──────── Working data ────────

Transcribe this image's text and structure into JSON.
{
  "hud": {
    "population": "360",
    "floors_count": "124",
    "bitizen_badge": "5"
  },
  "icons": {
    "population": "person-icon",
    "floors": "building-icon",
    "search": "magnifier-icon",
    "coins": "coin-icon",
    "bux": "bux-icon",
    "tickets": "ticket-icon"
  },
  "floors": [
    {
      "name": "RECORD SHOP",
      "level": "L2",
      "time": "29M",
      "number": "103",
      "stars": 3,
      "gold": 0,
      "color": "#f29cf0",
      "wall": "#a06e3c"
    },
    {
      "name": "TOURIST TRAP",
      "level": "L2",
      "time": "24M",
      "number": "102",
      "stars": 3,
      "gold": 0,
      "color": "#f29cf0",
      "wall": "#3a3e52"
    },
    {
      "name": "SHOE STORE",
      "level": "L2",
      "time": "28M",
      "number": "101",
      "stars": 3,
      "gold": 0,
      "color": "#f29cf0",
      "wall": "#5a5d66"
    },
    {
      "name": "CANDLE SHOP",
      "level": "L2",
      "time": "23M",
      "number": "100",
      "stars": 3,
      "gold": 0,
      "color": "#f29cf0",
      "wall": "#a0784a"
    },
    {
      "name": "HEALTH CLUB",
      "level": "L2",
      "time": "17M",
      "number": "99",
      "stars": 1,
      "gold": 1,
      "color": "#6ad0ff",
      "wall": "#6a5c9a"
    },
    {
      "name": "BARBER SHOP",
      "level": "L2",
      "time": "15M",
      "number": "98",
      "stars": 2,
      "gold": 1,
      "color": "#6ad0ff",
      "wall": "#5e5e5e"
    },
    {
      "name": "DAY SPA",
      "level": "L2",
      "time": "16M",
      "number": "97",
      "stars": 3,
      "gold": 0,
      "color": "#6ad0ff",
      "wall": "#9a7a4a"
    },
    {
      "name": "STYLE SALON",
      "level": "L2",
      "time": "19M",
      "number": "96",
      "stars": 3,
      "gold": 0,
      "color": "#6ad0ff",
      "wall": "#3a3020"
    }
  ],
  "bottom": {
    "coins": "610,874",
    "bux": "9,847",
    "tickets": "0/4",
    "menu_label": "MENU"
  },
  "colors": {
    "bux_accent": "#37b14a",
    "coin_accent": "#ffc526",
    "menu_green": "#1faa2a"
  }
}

────────

Copy every line above that holds the word "time".

§ **Response to the task**:
      "time": "29M",
      "time": "24M",
      "time": "28M",
      "time": "23M",
      "time": "17M",
      "time": "15M",
      "time": "16M",
      "time": "19M",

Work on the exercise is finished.